**WHAT NEEDS TO BE DONE**. Pick out the lines in the listing below that contain the word "Actual" and copy them.

[Begin DATA FOR THIS EXERCISE]

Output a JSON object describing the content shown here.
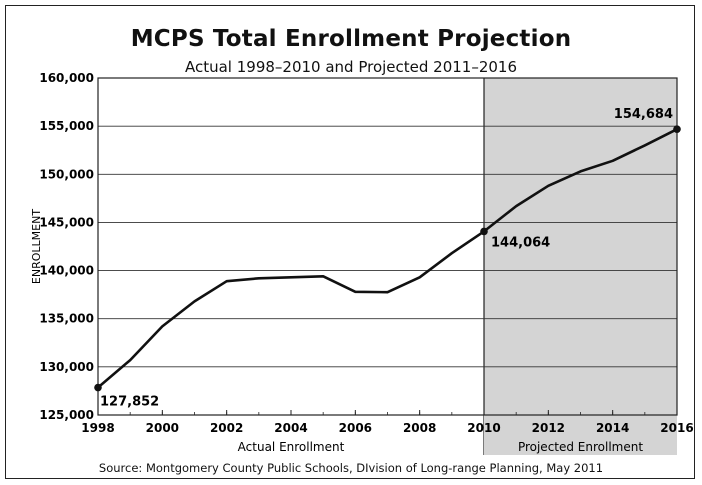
{
  "chart_data": {
    "type": "line",
    "title": "MCPS Total Enrollment Projection",
    "subtitle": "Actual 1998–2010 and Projected 2011–2016",
    "ylabel": "ENROLLMENT",
    "xlabel": "",
    "xlim": [
      1998,
      2016
    ],
    "ylim": [
      125000,
      160000
    ],
    "x_ticks": [
      "1998",
      "2000",
      "2002",
      "2004",
      "2006",
      "2008",
      "2010",
      "2012",
      "2014",
      "2016"
    ],
    "y_ticks": [
      "125,000",
      "130,000",
      "135,000",
      "140,000",
      "145,000",
      "150,000",
      "155,000",
      "160,000"
    ],
    "grid": "horizontal",
    "bands": [
      {
        "label": "Actual Enrollment",
        "from": 1998,
        "to": 2010,
        "shaded": false
      },
      {
        "label": "Projected Enrollment",
        "from": 2010,
        "to": 2016,
        "shaded": true,
        "color": "#d4d4d4"
      }
    ],
    "series": [
      {
        "x": [
          1998,
          1999,
          2000,
          2001,
          2002,
          2003,
          2004,
          2005,
          2006,
          2007,
          2008,
          2009,
          2010,
          2011,
          2012,
          2013,
          2014,
          2015,
          2016
        ],
        "values": [
          127852,
          130700,
          134200,
          136800,
          138900,
          139200,
          139300,
          139400,
          137800,
          137750,
          139300,
          141800,
          144064,
          146700,
          148800,
          150300,
          151400,
          153000,
          154684
        ],
        "color": "#111111"
      }
    ],
    "annotations": [
      {
        "x": 1998,
        "y": 127852,
        "label": "127,852"
      },
      {
        "x": 2010,
        "y": 144064,
        "label": "144,064"
      },
      {
        "x": 2016,
        "y": 154684,
        "label": "154,684"
      }
    ]
  },
  "source": "Source: Montgomery County Public Schools, DIvision of Long-range Planning, May 2011"
}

[End DATA FOR THIS EXERCISE]

**RESPONSE**.
    "subtitle": "Actual 1998–2010 and Projected 2011–2016",
        "label": "Actual Enrollment",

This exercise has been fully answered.